The exercise.
Wherever "accuracy" appears in a line, copy that line.

Saved entries.
↓

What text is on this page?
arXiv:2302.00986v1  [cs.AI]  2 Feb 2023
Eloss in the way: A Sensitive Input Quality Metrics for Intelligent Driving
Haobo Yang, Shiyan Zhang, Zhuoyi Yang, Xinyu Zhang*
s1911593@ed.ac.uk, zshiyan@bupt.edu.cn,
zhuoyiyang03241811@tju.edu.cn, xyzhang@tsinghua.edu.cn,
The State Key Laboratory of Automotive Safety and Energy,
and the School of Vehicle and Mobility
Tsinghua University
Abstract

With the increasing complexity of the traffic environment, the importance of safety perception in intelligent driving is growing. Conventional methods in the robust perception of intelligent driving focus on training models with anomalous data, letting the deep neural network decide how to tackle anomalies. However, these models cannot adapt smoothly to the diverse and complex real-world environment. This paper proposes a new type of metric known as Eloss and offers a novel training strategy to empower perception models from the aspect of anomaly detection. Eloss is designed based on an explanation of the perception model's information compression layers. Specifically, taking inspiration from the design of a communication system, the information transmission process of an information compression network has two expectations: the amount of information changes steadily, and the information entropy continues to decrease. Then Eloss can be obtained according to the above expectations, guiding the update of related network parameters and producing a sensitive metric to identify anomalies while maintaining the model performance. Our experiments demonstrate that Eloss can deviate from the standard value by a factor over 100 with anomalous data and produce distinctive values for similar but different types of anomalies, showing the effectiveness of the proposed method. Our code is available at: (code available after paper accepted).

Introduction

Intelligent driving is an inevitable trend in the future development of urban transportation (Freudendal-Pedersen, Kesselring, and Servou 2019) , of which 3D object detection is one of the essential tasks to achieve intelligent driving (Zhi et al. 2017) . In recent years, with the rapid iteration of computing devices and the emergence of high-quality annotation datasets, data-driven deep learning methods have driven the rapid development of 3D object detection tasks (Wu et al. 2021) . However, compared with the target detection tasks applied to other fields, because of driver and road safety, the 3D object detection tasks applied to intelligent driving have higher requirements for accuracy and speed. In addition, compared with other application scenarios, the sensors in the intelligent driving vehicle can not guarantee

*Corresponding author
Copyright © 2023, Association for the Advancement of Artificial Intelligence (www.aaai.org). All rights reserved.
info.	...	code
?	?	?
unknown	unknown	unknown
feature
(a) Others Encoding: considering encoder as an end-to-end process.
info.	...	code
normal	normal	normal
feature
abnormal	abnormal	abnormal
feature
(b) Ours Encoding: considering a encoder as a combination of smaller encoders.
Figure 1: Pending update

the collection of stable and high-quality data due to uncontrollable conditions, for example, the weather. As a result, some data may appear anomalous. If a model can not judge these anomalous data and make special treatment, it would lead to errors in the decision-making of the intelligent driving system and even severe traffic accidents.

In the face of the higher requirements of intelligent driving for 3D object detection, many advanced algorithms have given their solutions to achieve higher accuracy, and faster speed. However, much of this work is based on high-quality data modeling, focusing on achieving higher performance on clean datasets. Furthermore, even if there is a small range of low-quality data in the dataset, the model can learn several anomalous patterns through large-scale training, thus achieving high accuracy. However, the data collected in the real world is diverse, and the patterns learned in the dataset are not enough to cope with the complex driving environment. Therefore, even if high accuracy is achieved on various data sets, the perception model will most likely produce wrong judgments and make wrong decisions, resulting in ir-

↑

Solution to this task.
Intelligent driving is an inevitable trend in the future development of urban transportation (Freudendal-Pedersen, Kesselring, and Servou 2019) , of which 3D object detection is one of the essential tasks to achieve intelligent driving (Zhi et al. 2017) . In recent years, with the rapid iteration of computing devices and the emergence of high-quality annotation datasets, data-driven deep learning methods have driven the rapid development of 3D object detection tasks (Wu et al. 2021) . However, compared with the target detection tasks applied to other fields, because of driver and road safety, the 3D object detection tasks applied to intelligent driving have higher requirements for accuracy and speed. In addition, compared with other application scenarios, the sensors in the intelligent driving vehicle can not guarantee
In the face of the higher requirements of intelligent driving for 3D object detection, many advanced algorithms have given their solutions to achieve higher accuracy, and faster speed. However, much of this work is based on high-quality data modeling, focusing on achieving higher performance on clean datasets. Furthermore, even if there is a small range of low-quality data in the dataset, the model can learn several anomalous patterns through large-scale training, thus achieving high accuracy. However, the data collected in the real world is diverse, and the patterns learned in the dataset are not enough to cope with the complex driving environment. Therefore, even if high accuracy is achieved on various data sets, the perception model will most likely produce wrong judgments and make wrong decisions, resulting in ir-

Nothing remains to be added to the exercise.